■ DIRECTIONS
Restate the complete material exactly.

^^^^

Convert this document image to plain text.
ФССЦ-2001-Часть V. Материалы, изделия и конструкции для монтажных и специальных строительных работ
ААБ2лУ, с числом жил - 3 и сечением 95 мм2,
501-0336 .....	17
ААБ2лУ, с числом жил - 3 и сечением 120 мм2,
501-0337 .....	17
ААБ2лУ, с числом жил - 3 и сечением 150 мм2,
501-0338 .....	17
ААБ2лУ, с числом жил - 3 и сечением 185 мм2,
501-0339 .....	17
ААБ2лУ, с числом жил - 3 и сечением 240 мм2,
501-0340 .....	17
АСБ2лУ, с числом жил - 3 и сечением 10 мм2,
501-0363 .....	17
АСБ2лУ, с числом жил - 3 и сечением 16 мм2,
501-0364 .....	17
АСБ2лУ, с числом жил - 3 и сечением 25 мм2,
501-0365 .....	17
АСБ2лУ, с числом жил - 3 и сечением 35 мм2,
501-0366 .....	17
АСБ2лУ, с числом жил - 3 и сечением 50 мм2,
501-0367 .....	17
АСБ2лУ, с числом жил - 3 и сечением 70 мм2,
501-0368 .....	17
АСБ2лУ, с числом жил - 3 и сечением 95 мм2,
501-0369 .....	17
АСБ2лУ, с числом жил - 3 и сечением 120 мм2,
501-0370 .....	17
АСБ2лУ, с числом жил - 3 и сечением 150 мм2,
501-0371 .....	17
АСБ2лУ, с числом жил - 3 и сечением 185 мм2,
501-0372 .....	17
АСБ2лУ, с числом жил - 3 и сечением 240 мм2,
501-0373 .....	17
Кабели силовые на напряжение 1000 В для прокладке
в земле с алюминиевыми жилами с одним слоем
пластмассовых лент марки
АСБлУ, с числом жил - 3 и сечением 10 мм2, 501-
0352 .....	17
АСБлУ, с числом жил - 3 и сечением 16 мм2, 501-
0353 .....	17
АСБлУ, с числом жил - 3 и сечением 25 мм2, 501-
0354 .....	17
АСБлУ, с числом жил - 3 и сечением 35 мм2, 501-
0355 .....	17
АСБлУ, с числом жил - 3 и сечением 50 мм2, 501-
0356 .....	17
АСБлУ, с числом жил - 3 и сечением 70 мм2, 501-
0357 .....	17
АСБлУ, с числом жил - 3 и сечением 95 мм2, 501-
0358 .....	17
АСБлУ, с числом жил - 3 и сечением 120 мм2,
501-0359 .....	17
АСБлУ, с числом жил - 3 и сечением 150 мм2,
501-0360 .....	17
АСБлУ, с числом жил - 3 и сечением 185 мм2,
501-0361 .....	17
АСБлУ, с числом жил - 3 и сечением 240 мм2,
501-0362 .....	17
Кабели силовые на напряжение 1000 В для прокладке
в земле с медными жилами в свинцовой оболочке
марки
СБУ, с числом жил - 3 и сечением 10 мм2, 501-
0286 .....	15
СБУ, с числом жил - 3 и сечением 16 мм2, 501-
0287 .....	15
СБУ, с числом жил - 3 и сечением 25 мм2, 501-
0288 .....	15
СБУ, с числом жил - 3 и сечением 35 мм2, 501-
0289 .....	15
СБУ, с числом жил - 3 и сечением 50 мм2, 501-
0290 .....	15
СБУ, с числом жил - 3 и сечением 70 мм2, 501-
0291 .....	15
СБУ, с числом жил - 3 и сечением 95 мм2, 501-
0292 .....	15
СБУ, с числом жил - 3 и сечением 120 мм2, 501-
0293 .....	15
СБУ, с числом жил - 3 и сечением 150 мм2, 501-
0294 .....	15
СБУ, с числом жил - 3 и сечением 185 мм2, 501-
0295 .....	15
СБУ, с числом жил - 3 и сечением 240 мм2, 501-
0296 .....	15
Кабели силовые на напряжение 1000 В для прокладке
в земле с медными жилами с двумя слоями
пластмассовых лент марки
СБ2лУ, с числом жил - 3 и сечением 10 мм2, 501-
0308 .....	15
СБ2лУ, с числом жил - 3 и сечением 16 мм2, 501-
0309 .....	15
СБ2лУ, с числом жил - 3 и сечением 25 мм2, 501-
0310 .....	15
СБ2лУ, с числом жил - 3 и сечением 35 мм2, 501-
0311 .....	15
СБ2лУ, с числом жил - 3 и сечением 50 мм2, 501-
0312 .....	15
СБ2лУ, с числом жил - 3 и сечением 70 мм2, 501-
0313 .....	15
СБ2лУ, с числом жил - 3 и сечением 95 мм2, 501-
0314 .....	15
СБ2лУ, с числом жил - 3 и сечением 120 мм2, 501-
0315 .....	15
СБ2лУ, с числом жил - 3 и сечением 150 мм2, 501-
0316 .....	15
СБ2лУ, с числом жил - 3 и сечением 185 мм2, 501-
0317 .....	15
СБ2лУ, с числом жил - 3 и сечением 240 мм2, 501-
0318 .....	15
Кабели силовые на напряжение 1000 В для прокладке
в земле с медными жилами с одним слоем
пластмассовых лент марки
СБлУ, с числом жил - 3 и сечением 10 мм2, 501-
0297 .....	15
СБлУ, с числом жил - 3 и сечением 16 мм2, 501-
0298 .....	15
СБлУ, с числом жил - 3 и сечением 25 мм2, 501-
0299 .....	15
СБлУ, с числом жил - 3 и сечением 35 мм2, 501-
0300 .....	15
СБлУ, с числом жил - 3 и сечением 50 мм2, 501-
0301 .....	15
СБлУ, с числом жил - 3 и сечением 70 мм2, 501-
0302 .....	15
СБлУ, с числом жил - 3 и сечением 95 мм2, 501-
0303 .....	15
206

^^^^

■ ANSWER FOR THE TASK
Convert this document image to plain text.
ФССЦ-2001-Часть V. Материалы, изделия и конструкции для монтажных и специальных строительных работ
ААБ2лУ, с числом жил - 3 и сечением 95 мм2,
501-0336 .....	17
ААБ2лУ, с числом жил - 3 и сечением 120 мм2,
501-0337 .....	17
ААБ2лУ, с числом жил - 3 и сечением 150 мм2,
501-0338 .....	17
ААБ2лУ, с числом жил - 3 и сечением 185 мм2,
501-0339 .....	17
ААБ2лУ, с числом жил - 3 и сечением 240 мм2,
501-0340 .....	17
АСБ2лУ, с числом жил - 3 и сечением 10 мм2,
501-0363 .....	17
АСБ2лУ, с числом жил - 3 и сечением 16 мм2,
501-0364 .....	17
АСБ2лУ, с числом жил - 3 и сечением 25 мм2,
501-0365 .....	17
АСБ2лУ, с числом жил - 3 и сечением 35 мм2,
501-0366 .....	17
АСБ2лУ, с числом жил - 3 и сечением 50 мм2,
501-0367 .....	17
АСБ2лУ, с числом жил - 3 и сечением 70 мм2,
501-0368 .....	17
АСБ2лУ, с числом жил - 3 и сечением 95 мм2,
501-0369 .....	17
АСБ2лУ, с числом жил - 3 и сечением 120 мм2,
501-0370 .....	17
АСБ2лУ, с числом жил - 3 и сечением 150 мм2,
501-0371 .....	17
АСБ2лУ, с числом жил - 3 и сечением 185 мм2,
501-0372 .....	17
АСБ2лУ, с числом жил - 3 и сечением 240 мм2,
501-0373 .....	17
Кабели силовые на напряжение 1000 В для прокладке
в земле с алюминиевыми жилами с одним слоем
пластмассовых лент марки
АСБлУ, с числом жил - 3 и сечением 10 мм2, 501-
0352 .....	17
АСБлУ, с числом жил - 3 и сечением 16 мм2, 501-
0353 .....	17
АСБлУ, с числом жил - 3 и сечением 25 мм2, 501-
0354 .....	17
АСБлУ, с числом жил - 3 и сечением 35 мм2, 501-
0355 .....	17
АСБлУ, с числом жил - 3 и сечением 50 мм2, 501-
0356 .....	17
АСБлУ, с числом жил - 3 и сечением 70 мм2, 501-
0357 .....	17
АСБлУ, с числом жил - 3 и сечением 95 мм2, 501-
0358 .....	17
АСБлУ, с числом жил - 3 и сечением 120 мм2,
501-0359 .....	17
АСБлУ, с числом жил - 3 и сечением 150 мм2,
501-0360 .....	17
АСБлУ, с числом жил - 3 и сечением 185 мм2,
501-0361 .....	17
АСБлУ, с числом жил - 3 и сечением 240 мм2,
501-0362 .....	17
Кабели силовые на напряжение 1000 В для прокладке
в земле с медными жилами в свинцовой оболочке
марки
СБУ, с числом жил - 3 и сечением 10 мм2, 501-
0286 .....	15
СБУ, с числом жил - 3 и сечением 16 мм2, 501-
0287 .....	15
СБУ, с числом жил - 3 и сечением 25 мм2, 501-
0288 .....	15
СБУ, с числом жил - 3 и сечением 35 мм2, 501-
0289 .....	15
СБУ, с числом жил - 3 и сечением 50 мм2, 501-
0290 .....	15
СБУ, с числом жил - 3 и сечением 70 мм2, 501-
0291 .....	15
СБУ, с числом жил - 3 и сечением 95 мм2, 501-
0292 .....	15
СБУ, с числом жил - 3 и сечением 120 мм2, 501-
0293 .....	15
СБУ, с числом жил - 3 и сечением 150 мм2, 501-
0294 .....	15
СБУ, с числом жил - 3 и сечением 185 мм2, 501-
0295 .....	15
СБУ, с числом жил - 3 и сечением 240 мм2, 501-
0296 .....	15
Кабели силовые на напряжение 1000 В для прокладке
в земле с медными жилами с двумя слоями
пластмассовых лент марки
СБ2лУ, с числом жил - 3 и сечением 10 мм2, 501-
0308 .....	15
СБ2лУ, с числом жил - 3 и сечением 16 мм2, 501-
0309 .....	15
СБ2лУ, с числом жил - 3 и сечением 25 мм2, 501-
0310 .....	15
СБ2лУ, с числом жил - 3 и сечением 35 мм2, 501-
0311 .....	15
СБ2лУ, с числом жил - 3 и сечением 50 мм2, 501-
0312 .....	15
СБ2лУ, с числом жил - 3 и сечением 70 мм2, 501-
0313 .....	15
СБ2лУ, с числом жил - 3 и сечением 95 мм2, 501-
0314 .....	15
СБ2лУ, с числом жил - 3 и сечением 120 мм2, 501-
0315 .....	15
СБ2лУ, с числом жил - 3 и сечением 150 мм2, 501-
0316 .....	15
СБ2лУ, с числом жил - 3 и сечением 185 мм2, 501-
0317 .....	15
СБ2лУ, с числом жил - 3 и сечением 240 мм2, 501-
0318 .....	15
Кабели силовые на напряжение 1000 В для прокладке
в земле с медными жилами с одним слоем
пластмассовых лент марки
СБлУ, с числом жил - 3 и сечением 10 мм2, 501-
0297 .....	15
СБлУ, с числом жил - 3 и сечением 16 мм2, 501-
0298 .....	15
СБлУ, с числом жил - 3 и сечением 25 мм2, 501-
0299 .....	15
СБлУ, с числом жил - 3 и сечением 35 мм2, 501-
0300 .....	15
СБлУ, с числом жил - 3 и сечением 50 мм2, 501-
0301 .....	15
СБлУ, с числом жил - 3 и сечением 70 мм2, 501-
0302 .....	15
СБлУ, с числом жил - 3 и сечением 95 мм2, 501-
0303 .....	15
206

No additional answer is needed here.